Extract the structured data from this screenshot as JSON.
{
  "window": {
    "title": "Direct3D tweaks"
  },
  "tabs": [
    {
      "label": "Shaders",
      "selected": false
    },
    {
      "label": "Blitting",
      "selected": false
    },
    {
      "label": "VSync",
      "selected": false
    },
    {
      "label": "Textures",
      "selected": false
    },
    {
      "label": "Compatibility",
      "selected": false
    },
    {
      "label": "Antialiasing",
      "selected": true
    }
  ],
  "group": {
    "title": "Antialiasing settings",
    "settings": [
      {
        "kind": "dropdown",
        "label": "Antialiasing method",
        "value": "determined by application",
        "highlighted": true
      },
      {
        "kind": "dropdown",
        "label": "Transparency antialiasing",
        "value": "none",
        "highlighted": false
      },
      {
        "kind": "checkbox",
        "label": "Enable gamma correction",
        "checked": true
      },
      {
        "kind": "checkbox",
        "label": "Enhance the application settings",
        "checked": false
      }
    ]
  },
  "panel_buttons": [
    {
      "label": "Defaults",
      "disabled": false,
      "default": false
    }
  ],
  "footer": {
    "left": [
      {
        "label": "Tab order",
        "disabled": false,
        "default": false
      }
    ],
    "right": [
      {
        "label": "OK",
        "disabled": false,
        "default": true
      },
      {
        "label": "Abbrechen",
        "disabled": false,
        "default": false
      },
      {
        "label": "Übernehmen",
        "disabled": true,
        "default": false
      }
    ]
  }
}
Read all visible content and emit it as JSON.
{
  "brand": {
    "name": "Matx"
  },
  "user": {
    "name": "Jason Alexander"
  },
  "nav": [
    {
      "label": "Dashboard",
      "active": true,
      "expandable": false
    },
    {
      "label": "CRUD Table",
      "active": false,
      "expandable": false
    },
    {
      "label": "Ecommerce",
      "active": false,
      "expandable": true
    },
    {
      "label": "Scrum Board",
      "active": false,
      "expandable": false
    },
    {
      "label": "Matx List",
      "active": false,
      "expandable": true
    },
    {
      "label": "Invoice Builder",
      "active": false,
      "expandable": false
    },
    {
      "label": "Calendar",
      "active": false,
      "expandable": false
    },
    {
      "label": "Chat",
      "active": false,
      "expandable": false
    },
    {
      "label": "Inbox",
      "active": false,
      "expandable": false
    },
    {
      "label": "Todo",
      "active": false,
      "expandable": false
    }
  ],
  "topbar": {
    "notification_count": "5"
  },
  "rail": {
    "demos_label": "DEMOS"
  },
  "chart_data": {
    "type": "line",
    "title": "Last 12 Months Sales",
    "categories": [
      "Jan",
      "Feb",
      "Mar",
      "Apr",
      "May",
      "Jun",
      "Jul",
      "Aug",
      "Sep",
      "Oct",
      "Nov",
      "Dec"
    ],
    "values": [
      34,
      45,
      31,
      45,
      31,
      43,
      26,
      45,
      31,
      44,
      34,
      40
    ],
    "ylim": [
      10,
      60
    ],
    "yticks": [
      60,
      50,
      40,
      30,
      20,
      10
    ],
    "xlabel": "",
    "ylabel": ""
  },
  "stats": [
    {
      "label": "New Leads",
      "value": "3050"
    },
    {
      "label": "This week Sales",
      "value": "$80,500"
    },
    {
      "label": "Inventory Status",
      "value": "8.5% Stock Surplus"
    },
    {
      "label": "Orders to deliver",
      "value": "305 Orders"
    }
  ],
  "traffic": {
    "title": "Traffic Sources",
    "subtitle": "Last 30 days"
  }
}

- **What the task requires**: All of the data above should be transcribed exactly.

- **Solution to the problem**:
Extract the structured data from this screenshot as JSON.
{
  "window": {
    "title": "Direct3D tweaks"
  },
  "tabs": [
    {
      "label": "Shaders",
      "selected": false
    },
    {
      "label": "Blitting",
      "selected": false
    },
    {
      "label": "VSync",
      "selected": false
    },
    {
      "label": "Textures",
      "selected": false
    },
    {
      "label": "Compatibility",
      "selected": false
    },
    {
      "label": "Antialiasing",
      "selected": true
    }
  ],
  "group": {
    "title": "Antialiasing settings",
    "settings": [
      {
        "kind": "dropdown",
        "label": "Antialiasing method",
        "value": "determined by application",
        "highlighted": true
      },
      {
        "kind": "dropdown",
        "label": "Transparency antialiasing",
        "value": "none",
        "highlighted": false
      },
      {
        "kind": "checkbox",
        "label": "Enable gamma correction",
        "checked": true
      },
      {
        "kind": "checkbox",
        "label": "Enhance the application settings",
        "checked": false
      }
    ]
  },
  "panel_buttons": [
    {
      "label": "Defaults",
      "disabled": false,
      "default": false
    }
  ],
  "footer": {
    "left": [
      {
        "label": "Tab order",
        "disabled": false,
        "default": false
      }
    ],
    "right": [
      {
        "label": "OK",
        "disabled": false,
        "default": true
      },
      {
        "label": "Abbrechen",
        "disabled": false,
        "default": false
      },
      {
        "label": "Übernehmen",
        "disabled": true,
        "default": false
      }
    ]
  }
}
Read all visible content and emit it as JSON.
{
  "brand": {
    "name": "Matx"
  },
  "user": {
    "name": "Jason Alexander"
  },
  "nav": [
    {
      "label": "Dashboard",
      "active": true,
      "expandable": false
    },
    {
      "label": "CRUD Table",
      "active": false,
      "expandable": false
    },
    {
      "label": "Ecommerce",
      "active": false,
      "expandable": true
    },
    {
      "label": "Scrum Board",
      "active": false,
      "expandable": false
    },
    {
      "label": "Matx List",
      "active": false,
      "expandable": true
    },
    {
      "label": "Invoice Builder",
      "active": false,
      "expandable": false
    },
    {
      "label": "Calendar",
      "active": false,
      "expandable": false
    },
    {
      "label": "Chat",
      "active": false,
      "expandable": false
    },
    {
      "label": "Inbox",
      "active": false,
      "expandable": false
    },
    {
      "label": "Todo",
      "active": false,
      "expandable": false
    }
  ],
  "topbar": {
    "notification_count": "5"
  },
  "rail": {
    "demos_label": "DEMOS"
  },
  "chart_data": {
    "type": "line",
    "title": "Last 12 Months Sales",
    "categories": [
      "Jan",
      "Feb",
      "Mar",
      "Apr",
      "May",
      "Jun",
      "Jul",
      "Aug",
      "Sep",
      "Oct",
      "Nov",
      "Dec"
    ],
    "values": [
      34,
      45,
      31,
      45,
      31,
      43,
      26,
      45,
      31,
      44,
      34,
      40
    ],
    "ylim": [
      10,
      60
    ],
    "yticks": [
      60,
      50,
      40,
      30,
      20,
      10
    ],
    "xlabel": "",
    "ylabel": ""
  },
  "stats": [
    {
      "label": "New Leads",
      "value": "3050"
    },
    {
      "label": "This week Sales",
      "value": "$80,500"
    },
    {
      "label": "Inventory Status",
      "value": "8.5% Stock Surplus"
    },
    {
      "label": "Orders to deliver",
      "value": "305 Orders"
    }
  ],
  "traffic": {
    "title": "Traffic Sources",
    "subtitle": "Last 30 days"
  }
}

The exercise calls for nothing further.